> **Material to process**

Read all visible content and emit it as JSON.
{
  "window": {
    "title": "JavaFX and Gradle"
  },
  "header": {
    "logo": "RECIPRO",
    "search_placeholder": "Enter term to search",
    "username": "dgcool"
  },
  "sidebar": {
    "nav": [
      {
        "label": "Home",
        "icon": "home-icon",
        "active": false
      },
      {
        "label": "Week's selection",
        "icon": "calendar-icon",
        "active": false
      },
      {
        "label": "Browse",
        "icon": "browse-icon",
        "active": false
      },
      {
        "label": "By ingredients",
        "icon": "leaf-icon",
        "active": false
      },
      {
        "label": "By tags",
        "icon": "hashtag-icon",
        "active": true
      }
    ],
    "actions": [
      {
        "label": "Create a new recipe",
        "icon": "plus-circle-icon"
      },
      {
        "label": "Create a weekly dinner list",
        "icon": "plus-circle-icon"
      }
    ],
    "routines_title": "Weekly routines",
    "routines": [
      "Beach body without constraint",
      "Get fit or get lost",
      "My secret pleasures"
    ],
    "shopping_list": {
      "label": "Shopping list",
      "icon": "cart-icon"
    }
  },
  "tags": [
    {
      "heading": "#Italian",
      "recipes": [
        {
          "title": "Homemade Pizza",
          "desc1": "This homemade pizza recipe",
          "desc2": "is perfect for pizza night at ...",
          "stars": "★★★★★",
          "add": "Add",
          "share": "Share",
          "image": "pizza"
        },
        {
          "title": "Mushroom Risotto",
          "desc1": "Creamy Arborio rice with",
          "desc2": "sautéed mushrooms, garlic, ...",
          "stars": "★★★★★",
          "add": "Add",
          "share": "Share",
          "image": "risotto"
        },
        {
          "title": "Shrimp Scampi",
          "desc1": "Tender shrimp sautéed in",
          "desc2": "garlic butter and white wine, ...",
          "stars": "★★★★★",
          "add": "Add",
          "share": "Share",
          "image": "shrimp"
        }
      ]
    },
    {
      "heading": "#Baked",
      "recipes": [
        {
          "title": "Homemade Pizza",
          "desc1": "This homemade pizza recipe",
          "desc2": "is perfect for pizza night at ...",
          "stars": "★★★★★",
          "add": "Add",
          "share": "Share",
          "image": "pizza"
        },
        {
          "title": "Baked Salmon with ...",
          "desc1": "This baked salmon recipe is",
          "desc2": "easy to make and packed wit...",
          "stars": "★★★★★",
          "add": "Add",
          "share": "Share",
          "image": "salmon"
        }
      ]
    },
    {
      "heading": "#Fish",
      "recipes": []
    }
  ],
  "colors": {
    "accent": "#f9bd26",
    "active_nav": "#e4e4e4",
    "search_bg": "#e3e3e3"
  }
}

> **What the exercise asks**
Copy all of the data. Keep every word exactly as it is.

> **Response for this exercise**
Read all visible content and emit it as JSON.
{
  "window": {
    "title": "JavaFX and Gradle"
  },
  "header": {
    "logo": "RECIPRO",
    "search_placeholder": "Enter term to search",
    "username": "dgcool"
  },
  "sidebar": {
    "nav": [
      {
        "label": "Home",
        "icon": "home-icon",
        "active": false
      },
      {
        "label": "Week's selection",
        "icon": "calendar-icon",
        "active": false
      },
      {
        "label": "Browse",
        "icon": "browse-icon",
        "active": false
      },
      {
        "label": "By ingredients",
        "icon": "leaf-icon",
        "active": false
      },
      {
        "label": "By tags",
        "icon": "hashtag-icon",
        "active": true
      }
    ],
    "actions": [
      {
        "label": "Create a new recipe",
        "icon": "plus-circle-icon"
      },
      {
        "label": "Create a weekly dinner list",
        "icon": "plus-circle-icon"
      }
    ],
    "routines_title": "Weekly routines",
    "routines": [
      "Beach body without constraint",
      "Get fit or get lost",
      "My secret pleasures"
    ],
    "shopping_list": {
      "label": "Shopping list",
      "icon": "cart-icon"
    }
  },
  "tags": [
    {
      "heading": "#Italian",
      "recipes": [
        {
          "title": "Homemade Pizza",
          "desc1": "This homemade pizza recipe",
          "desc2": "is perfect for pizza night at ...",
          "stars": "★★★★★",
          "add": "Add",
          "share": "Share",
          "image": "pizza"
        },
        {
          "title": "Mushroom Risotto",
          "desc1": "Creamy Arborio rice with",
          "desc2": "sautéed mushrooms, garlic, ...",
          "stars": "★★★★★",
          "add": "Add",
          "share": "Share",
          "image": "risotto"
        },
        {
          "title": "Shrimp Scampi",
          "desc1": "Tender shrimp sautéed in",
          "desc2": "garlic butter and white wine, ...",
          "stars": "★★★★★",
          "add": "Add",
          "share": "Share",
          "image": "shrimp"
        }
      ]
    },
    {
      "heading": "#Baked",
      "recipes": [
        {
          "title": "Homemade Pizza",
          "desc1": "This homemade pizza recipe",
          "desc2": "is perfect for pizza night at ...",
          "stars": "★★★★★",
          "add": "Add",
          "share": "Share",
          "image": "pizza"
        },
        {
          "title": "Baked Salmon with ...",
          "desc1": "This baked salmon recipe is",
          "desc2": "easy to make and packed wit...",
          "stars": "★★★★★",
          "add": "Add",
          "share": "Share",
          "image": "salmon"
        }
      ]
    },
    {
      "heading": "#Fish",
      "recipes": []
    }
  ],
  "colors": {
    "accent": "#f9bd26",
    "active_nav": "#e4e4e4",
    "search_bg": "#e3e3e3"
  }
}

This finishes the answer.